BEGIN Provided material
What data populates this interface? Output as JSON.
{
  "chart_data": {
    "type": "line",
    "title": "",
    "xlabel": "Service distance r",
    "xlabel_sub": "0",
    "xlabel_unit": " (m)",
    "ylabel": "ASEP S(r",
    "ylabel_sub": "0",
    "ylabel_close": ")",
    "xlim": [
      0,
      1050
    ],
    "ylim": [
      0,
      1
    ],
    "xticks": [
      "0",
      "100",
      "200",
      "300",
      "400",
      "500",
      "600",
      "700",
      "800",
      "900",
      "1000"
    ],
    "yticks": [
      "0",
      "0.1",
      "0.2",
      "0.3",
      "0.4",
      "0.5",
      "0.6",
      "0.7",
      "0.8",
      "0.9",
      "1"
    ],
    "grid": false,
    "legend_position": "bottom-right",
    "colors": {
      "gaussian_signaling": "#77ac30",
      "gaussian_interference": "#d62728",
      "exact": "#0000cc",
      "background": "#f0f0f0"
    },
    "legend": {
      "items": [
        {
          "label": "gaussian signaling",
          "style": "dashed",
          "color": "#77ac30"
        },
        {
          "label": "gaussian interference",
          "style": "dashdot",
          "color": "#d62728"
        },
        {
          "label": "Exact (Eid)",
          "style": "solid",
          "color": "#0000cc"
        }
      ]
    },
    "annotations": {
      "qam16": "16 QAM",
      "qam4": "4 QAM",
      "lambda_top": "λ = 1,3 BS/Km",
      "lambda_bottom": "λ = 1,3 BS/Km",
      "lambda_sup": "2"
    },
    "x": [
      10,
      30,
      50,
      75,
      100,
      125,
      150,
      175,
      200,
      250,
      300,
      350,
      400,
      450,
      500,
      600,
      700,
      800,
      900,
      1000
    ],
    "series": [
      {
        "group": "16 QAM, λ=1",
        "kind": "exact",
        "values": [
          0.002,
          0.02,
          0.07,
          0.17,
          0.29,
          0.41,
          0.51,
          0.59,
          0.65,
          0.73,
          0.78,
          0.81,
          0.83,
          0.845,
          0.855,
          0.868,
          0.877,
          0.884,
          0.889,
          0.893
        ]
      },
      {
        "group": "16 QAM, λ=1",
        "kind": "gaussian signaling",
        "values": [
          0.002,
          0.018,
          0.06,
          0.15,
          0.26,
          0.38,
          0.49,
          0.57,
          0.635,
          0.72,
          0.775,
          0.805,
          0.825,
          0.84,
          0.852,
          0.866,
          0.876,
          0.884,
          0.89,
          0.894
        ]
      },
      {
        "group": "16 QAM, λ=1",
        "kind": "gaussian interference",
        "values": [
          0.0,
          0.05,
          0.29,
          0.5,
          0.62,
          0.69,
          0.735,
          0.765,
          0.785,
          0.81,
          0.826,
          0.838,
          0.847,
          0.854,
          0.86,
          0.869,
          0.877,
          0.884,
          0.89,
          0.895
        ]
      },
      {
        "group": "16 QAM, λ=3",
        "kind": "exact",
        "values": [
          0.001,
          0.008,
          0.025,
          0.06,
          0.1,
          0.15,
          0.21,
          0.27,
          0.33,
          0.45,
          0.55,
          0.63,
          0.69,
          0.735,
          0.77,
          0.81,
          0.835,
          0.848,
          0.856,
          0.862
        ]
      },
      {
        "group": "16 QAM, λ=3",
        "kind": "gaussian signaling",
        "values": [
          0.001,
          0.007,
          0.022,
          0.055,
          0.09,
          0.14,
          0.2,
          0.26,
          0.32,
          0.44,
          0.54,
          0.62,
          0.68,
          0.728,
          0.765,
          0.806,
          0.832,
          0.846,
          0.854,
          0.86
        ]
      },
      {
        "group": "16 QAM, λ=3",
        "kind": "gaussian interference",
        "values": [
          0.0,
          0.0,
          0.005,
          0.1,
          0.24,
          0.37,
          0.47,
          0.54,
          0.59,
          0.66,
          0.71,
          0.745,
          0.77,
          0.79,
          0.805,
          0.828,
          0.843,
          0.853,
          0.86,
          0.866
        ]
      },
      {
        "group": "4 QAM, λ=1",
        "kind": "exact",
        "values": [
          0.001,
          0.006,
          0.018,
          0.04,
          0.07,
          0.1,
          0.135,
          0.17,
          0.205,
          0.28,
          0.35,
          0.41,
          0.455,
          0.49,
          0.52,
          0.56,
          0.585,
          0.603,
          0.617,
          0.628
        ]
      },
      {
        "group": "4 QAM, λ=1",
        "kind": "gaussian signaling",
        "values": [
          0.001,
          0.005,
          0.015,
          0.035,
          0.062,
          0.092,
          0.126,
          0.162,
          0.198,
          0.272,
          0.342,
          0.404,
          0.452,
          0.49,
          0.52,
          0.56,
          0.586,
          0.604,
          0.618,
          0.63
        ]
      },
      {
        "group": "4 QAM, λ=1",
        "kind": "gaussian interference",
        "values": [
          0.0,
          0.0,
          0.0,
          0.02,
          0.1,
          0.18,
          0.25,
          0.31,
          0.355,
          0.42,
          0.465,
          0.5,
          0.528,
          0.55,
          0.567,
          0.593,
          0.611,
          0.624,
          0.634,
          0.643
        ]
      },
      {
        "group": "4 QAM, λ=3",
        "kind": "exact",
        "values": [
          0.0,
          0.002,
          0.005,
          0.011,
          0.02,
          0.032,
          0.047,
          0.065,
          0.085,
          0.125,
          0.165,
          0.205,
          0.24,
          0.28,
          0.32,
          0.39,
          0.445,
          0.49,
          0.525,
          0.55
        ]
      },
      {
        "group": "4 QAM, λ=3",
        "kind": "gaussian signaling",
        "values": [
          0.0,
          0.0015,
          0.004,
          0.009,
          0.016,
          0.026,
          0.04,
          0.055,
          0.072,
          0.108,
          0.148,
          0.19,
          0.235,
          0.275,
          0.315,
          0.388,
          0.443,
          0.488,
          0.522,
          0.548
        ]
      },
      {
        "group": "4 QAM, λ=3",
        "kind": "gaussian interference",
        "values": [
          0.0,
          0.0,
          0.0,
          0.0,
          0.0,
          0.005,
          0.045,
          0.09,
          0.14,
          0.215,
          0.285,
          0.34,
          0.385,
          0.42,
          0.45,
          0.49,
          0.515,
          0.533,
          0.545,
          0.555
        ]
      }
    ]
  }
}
END Provided material
Exercise instructions
Could you quote the material above in full, exactly as it stands?

Result for this task
What data populates this interface? Output as JSON.
{
  "chart_data": {
    "type": "line",
    "title": "",
    "xlabel": "Service distance r",
    "xlabel_sub": "0",
    "xlabel_unit": " (m)",
    "ylabel": "ASEP S(r",
    "ylabel_sub": "0",
    "ylabel_close": ")",
    "xlim": [
      0,
      1050
    ],
    "ylim": [
      0,
      1
    ],
    "xticks": [
      "0",
      "100",
      "200",
      "300",
      "400",
      "500",
      "600",
      "700",
      "800",
      "900",
      "1000"
    ],
    "yticks": [
      "0",
      "0.1",
      "0.2",
      "0.3",
      "0.4",
      "0.5",
      "0.6",
      "0.7",
      "0.8",
      "0.9",
      "1"
    ],
    "grid": false,
    "legend_position": "bottom-right",
    "colors": {
      "gaussian_signaling": "#77ac30",
      "gaussian_interference": "#d62728",
      "exact": "#0000cc",
      "background": "#f0f0f0"
    },
    "legend": {
      "items": [
        {
          "label": "gaussian signaling",
          "style": "dashed",
          "color": "#77ac30"
        },
        {
          "label": "gaussian interference",
          "style": "dashdot",
          "color": "#d62728"
        },
        {
          "label": "Exact (Eid)",
          "style": "solid",
          "color": "#0000cc"
        }
      ]
    },
    "annotations": {
      "qam16": "16 QAM",
      "qam4": "4 QAM",
      "lambda_top": "λ = 1,3 BS/Km",
      "lambda_bottom": "λ = 1,3 BS/Km",
      "lambda_sup": "2"
    },
    "x": [
      10,
      30,
      50,
      75,
      100,
      125,
      150,
      175,
      200,
      250,
      300,
      350,
      400,
      450,
      500,
      600,
      700,
      800,
      900,
      1000
    ],
    "series": [
      {
        "group": "16 QAM, λ=1",
        "kind": "exact",
        "values": [
          0.002,
          0.02,
          0.07,
          0.17,
          0.29,
          0.41,
          0.51,
          0.59,
          0.65,
          0.73,
          0.78,
          0.81,
          0.83,
          0.845,
          0.855,
          0.868,
          0.877,
          0.884,
          0.889,
          0.893
        ]
      },
      {
        "group": "16 QAM, λ=1",
        "kind": "gaussian signaling",
        "values": [
          0.002,
          0.018,
          0.06,
          0.15,
          0.26,
          0.38,
          0.49,
          0.57,
          0.635,
          0.72,
          0.775,
          0.805,
          0.825,
          0.84,
          0.852,
          0.866,
          0.876,
          0.884,
          0.89,
          0.894
        ]
      },
      {
        "group": "16 QAM, λ=1",
        "kind": "gaussian interference",
        "values": [
          0.0,
          0.05,
          0.29,
          0.5,
          0.62,
          0.69,
          0.735,
          0.765,
          0.785,
          0.81,
          0.826,
          0.838,
          0.847,
          0.854,
          0.86,
          0.869,
          0.877,
          0.884,
          0.89,
          0.895
        ]
      },
      {
        "group": "16 QAM, λ=3",
        "kind": "exact",
        "values": [
          0.001,
          0.008,
          0.025,
          0.06,
          0.1,
          0.15,
          0.21,
          0.27,
          0.33,
          0.45,
          0.55,
          0.63,
          0.69,
          0.735,
          0.77,
          0.81,
          0.835,
          0.848,
          0.856,
          0.862
        ]
      },
      {
        "group": "16 QAM, λ=3",
        "kind": "gaussian signaling",
        "values": [
          0.001,
          0.007,
          0.022,
          0.055,
          0.09,
          0.14,
          0.2,
          0.26,
          0.32,
          0.44,
          0.54,
          0.62,
          0.68,
          0.728,
          0.765,
          0.806,
          0.832,
          0.846,
          0.854,
          0.86
        ]
      },
      {
        "group": "16 QAM, λ=3",
        "kind": "gaussian interference",
        "values": [
          0.0,
          0.0,
          0.005,
          0.1,
          0.24,
          0.37,
          0.47,
          0.54,
          0.59,
          0.66,
          0.71,
          0.745,
          0.77,
          0.79,
          0.805,
          0.828,
          0.843,
          0.853,
          0.86,
          0.866
        ]
      },
      {
        "group": "4 QAM, λ=1",
        "kind": "exact",
        "values": [
          0.001,
          0.006,
          0.018,
          0.04,
          0.07,
          0.1,
          0.135,
          0.17,
          0.205,
          0.28,
          0.35,
          0.41,
          0.455,
          0.49,
          0.52,
          0.56,
          0.585,
          0.603,
          0.617,
          0.628
        ]
      },
      {
        "group": "4 QAM, λ=1",
        "kind": "gaussian signaling",
        "values": [
          0.001,
          0.005,
          0.015,
          0.035,
          0.062,
          0.092,
          0.126,
          0.162,
          0.198,
          0.272,
          0.342,
          0.404,
          0.452,
          0.49,
          0.52,
          0.56,
          0.586,
          0.604,
          0.618,
          0.63
        ]
      },
      {
        "group": "4 QAM, λ=1",
        "kind": "gaussian interference",
        "values": [
          0.0,
          0.0,
          0.0,
          0.02,
          0.1,
          0.18,
          0.25,
          0.31,
          0.355,
          0.42,
          0.465,
          0.5,
          0.528,
          0.55,
          0.567,
          0.593,
          0.611,
          0.624,
          0.634,
          0.643
        ]
      },
      {
        "group": "4 QAM, λ=3",
        "kind": "exact",
        "values": [
          0.0,
          0.002,
          0.005,
          0.011,
          0.02,
          0.032,
          0.047,
          0.065,
          0.085,
          0.125,
          0.165,
          0.205,
          0.24,
          0.28,
          0.32,
          0.39,
          0.445,
          0.49,
          0.525,
          0.55
        ]
      },
      {
        "group": "4 QAM, λ=3",
        "kind": "gaussian signaling",
        "values": [
          0.0,
          0.0015,
          0.004,
          0.009,
          0.016,
          0.026,
          0.04,
          0.055,
          0.072,
          0.108,
          0.148,
          0.19,
          0.235,
          0.275,
          0.315,
          0.388,
          0.443,
          0.488,
          0.522,
          0.548
        ]
      },
      {
        "group": "4 QAM, λ=3",
        "kind": "gaussian interference",
        "values": [
          0.0,
          0.0,
          0.0,
          0.0,
          0.0,
          0.005,
          0.045,
          0.09,
          0.14,
          0.215,
          0.285,
          0.34,
          0.385,
          0.42,
          0.45,
          0.49,
          0.515,
          0.533,
          0.545,
          0.555
        ]
      }
    ]
  }
}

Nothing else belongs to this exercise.